■ **Extract**:
Arts & Culture of Zamboanga City

by contributing writer & local artist: Icelle G. Borja

 

IcelleARTicles: A Paper on Post-Modernism or Post-Colonialism

 

"The post-colonial desire is the desire of the decolonized communities for an identity… Obviously it is closely connected to nationalism…"

– Simon During

Simon During

Simon During is Professor of English at the Johns Hopkins University.

Zamboanga City occupies a niche in Philippine history that teems with cultural, as well as socio-political diversity.

 

The city’s roots can be traced to a decision made by the Spaniards, then the colonizers of the entire Philippine archipelago, to establish Fort Pilar in 1635, primarily to control Moro pirates and raiders from constantly plundering Christian settlements in the Visayas and Luzon.

 

Even this early, the strategic importance of Zamboanga City as a military outpost underscores the colonial nature of the city’s development.

 

For the next 300 hundred years, the Spaniards were an overwhelming presence, overseeing the growth of the city’s economic, political, social and religious sectors.

 

Spain’s twin thrusts – "The sword and the Cross" – became the basis for subjugating and converting the native population – composed of the Lutaos, (Samals) Subanons and the Badjaos.

 

The early Spanish attempts to subjugate these fierce tribes and turn them into docile and loyal subjects were met with unrelenting resistance.

 

As a sea-faring people, these natives were not only naturally independent, but because of the spread of Islam, they were also religiously opposed to the missionary aspect of Spanish colonization.

 

Faced with such obstinacy, the Spaniards did the next best thing in subjugating the natives: they "imported" Christian families from the Visayas and Luzon to settle in the population center that they had established.

 

Thus, the story of Zamboanga City was born. The story gathers a new twist upon the arrival of the American forces in 1898. But aside from the introduction of a more progressive system of American education, and a more lethal and scientific use of warfare against the Moros, the story remains practically unchanged.

 

Today, almost half a century after the declaration of Independence by the Republic of the Philippines, Zamboanga City is a city that is at the crossroads, in terms of establishing its identity.

 

Not only must it cope with the fact of its cultural heritage, but as one of the southernmost cities in the Philippine archipelago, it must deal with the Manila-centered prejudice that bounds most non-Luzon cities.

■ **Instruction 1**:
Identify every row below that contains the string "cells", and copy each of those rows in full.

■ **Exercise inputs**:
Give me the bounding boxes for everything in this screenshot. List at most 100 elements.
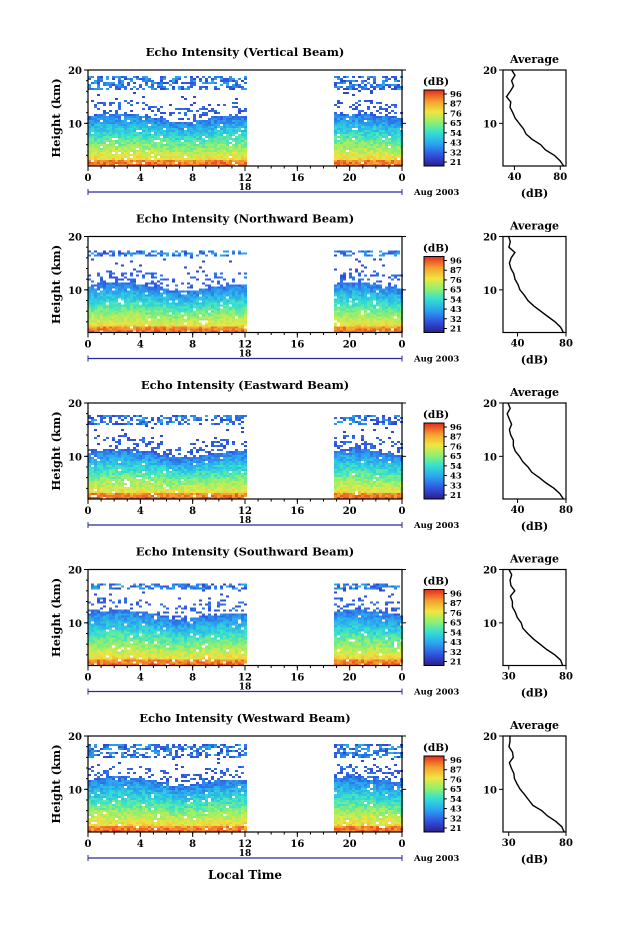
heatmap-cells [88,583,403,666]
colorbar-tick-label: 65 [450,286,462,296]
y-tick-label: 10 [68,785,82,796]
average-x-label: (dB) [521,853,548,866]
average-frame [502,735,567,833]
panel-title: Echo Intensity (Northward Beam) [136,212,354,226]
panel-2: Echo Intensity (Northward Beam) 10 20 Heigh… [49,212,573,367]
colorbar-tick-label: 76 [450,109,462,119]
average-x-label: (dB) [521,687,548,700]
colorbar-tick-label: 96 [450,257,462,267]
colorbar-tick-label: 76 [450,442,462,452]
colorbar-tick-label: 96 [450,756,462,766]
x-tick-label: 0 [399,839,406,850]
y-tick-label: 20 [68,66,82,77]
x-tick-label: 20 [343,173,357,184]
y-tick-label: 20 [68,399,82,410]
colorbar-tick-label: 96 [450,590,462,600]
x-tick-label: 16 [290,673,304,684]
average-title: Average [509,220,559,233]
x-tick-label: 12 [238,173,252,184]
y-tick-label: 20 [68,233,82,244]
y-tick-label: 10 [68,452,82,463]
average-y-tick-label: 10 [483,119,497,130]
average-profile-line [507,236,565,333]
x-tick-label: 20 [343,673,357,684]
average-y-tick-label: 10 [483,619,497,630]
average-y-tick-label: 10 [483,286,497,297]
average-frame [502,235,567,334]
y-axis-label: Height (km) [49,744,63,823]
colorbar-tick-label: 76 [450,609,462,619]
colorbar-unit: (dB) [423,742,449,754]
average-x-tick-label: 40 [511,505,525,516]
colorbar [423,589,445,666]
x-tick-label: 12 [238,673,252,684]
x-tick-label: 4 [137,673,144,684]
heatmap-cells [88,76,403,166]
average-x-label: (dB) [521,520,548,533]
average-y-tick-label: 10 [483,785,497,796]
heatmap-cells [88,250,403,333]
colorbar [423,89,445,167]
panel-title: Echo Intensity (Vertical Beam) [146,45,345,59]
panel-4: Echo Intensity (Southward Beam) 10 20 Heigh… [49,545,573,700]
x-tick-label: 20 [343,506,357,517]
colorbar-tick-label: 21 [450,491,462,501]
x-tick-label: 4 [137,506,144,517]
average-x-label: (dB) [521,354,548,367]
colorbar-tick-label: 32 [450,814,462,824]
average-y-tick-label: 20 [483,66,497,77]
colorbar-tick-label: 32 [450,148,462,158]
colorbar-tick-label: 65 [450,452,462,462]
heatmap-cells [88,415,403,499]
colorbar-tick-label: 43 [450,638,462,648]
y-axis-label: Height (km) [49,578,63,657]
x-tick-label: 4 [137,173,144,184]
average-frame [502,568,567,667]
colorbar-tick-label: 32 [450,648,462,658]
date-label: Aug 2003 [413,188,459,198]
colorbar-tick-label: 65 [450,119,462,129]
average-x-tick-label: 80 [559,505,573,516]
colorbar-tick-label: 76 [450,276,462,286]
y-tick-label: 10 [68,286,82,297]
average-profile-line [508,569,564,666]
colorbar-tick-label: 54 [450,295,462,305]
colorbar-unit: (dB) [423,409,449,421]
x-tick-label: 0 [85,673,92,684]
colorbar-tick-label: 65 [450,785,462,795]
x-tick-label: 0 [85,173,92,184]
average-y-tick-label: 10 [483,452,497,463]
x-tick-label: 20 [343,839,357,850]
y-axis-label: Height (km) [49,411,63,490]
x-tick-label: 0 [85,506,92,517]
day-label: 18 [239,683,252,693]
colorbar-tick-label: 33 [450,481,462,491]
x-tick-label: 16 [290,506,304,517]
average-y-tick-label: 20 [483,233,497,244]
x-tick-label: 0 [399,173,406,184]
y-tick-label: 10 [68,119,82,130]
colorbar-tick-label: 21 [450,824,462,834]
x-tick-label: 8 [189,340,196,351]
panel-title: Echo Intensity (Southward Beam) [136,545,354,559]
x-tick-label: 8 [189,506,196,517]
average-x-tick-label: 30 [502,672,516,683]
colorbar-tick-label: 21 [450,158,462,168]
colorbar-tick-label: 43 [450,305,462,315]
panel-3: Echo Intensity (Eastward Beam) 10 20 Height… [49,378,573,533]
panel-5: Echo Intensity (Westward Beam) 10 20 Height… [49,711,573,866]
colorbar-tick-label: 54 [450,129,462,139]
panel-title: Echo Intensity (Eastward Beam) [141,378,349,392]
panel-1: Echo Intensity (Vertical Beam) 10 20 Height… [49,45,567,200]
colorbar-tick-label: 87 [450,100,462,110]
average-x-tick-label: 40 [507,172,521,183]
colorbar [423,422,445,500]
day-label: 18 [239,849,252,859]
average-y-tick-label: 20 [483,732,497,743]
y-axis-label: Height (km) [49,245,63,324]
colorbar-tick-label: 54 [450,795,462,805]
average-y-tick-label: 20 [483,399,497,410]
y-tick-label: 20 [68,732,82,743]
colorbar-unit: (dB) [423,76,449,88]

■ **Instruction 2**:
Rewrite the passage on Zamboanga City from "The early Spanish" up to and including "remains practically unchanged.", with "natives" replaced by "islanders".

■ **Reply 1**:
heatmap-cells [88,583,403,666]
heatmap-cells [88,76,403,166]
heatmap-cells [88,250,403,333]
heatmap-cells [88,415,403,499]

■ **Reply 2**:
The early Spanish attempts to subjugate these fierce tribes and turn them into docile and loyal subjects were met with unrelenting resistance.

 

As a sea-faring people, these islanders were not only naturally independent, but because of the spread of Islam, they were also religiously opposed to the missionary aspect of Spanish colonization.

 

Faced with such obstinacy, the Spaniards did the next best thing in subjugating the islanders: they "imported" Christian families from the Visayas and Luzon to settle in the population center that they had established.

 

Thus, the story of Zamboanga City was born. The story gathers a new twist upon the arrival of the American forces in 1898. But aside from the introduction of a more progressive system of American education, and a more lethal and scientific use of warfare against the Moros, the story remains practically unchanged.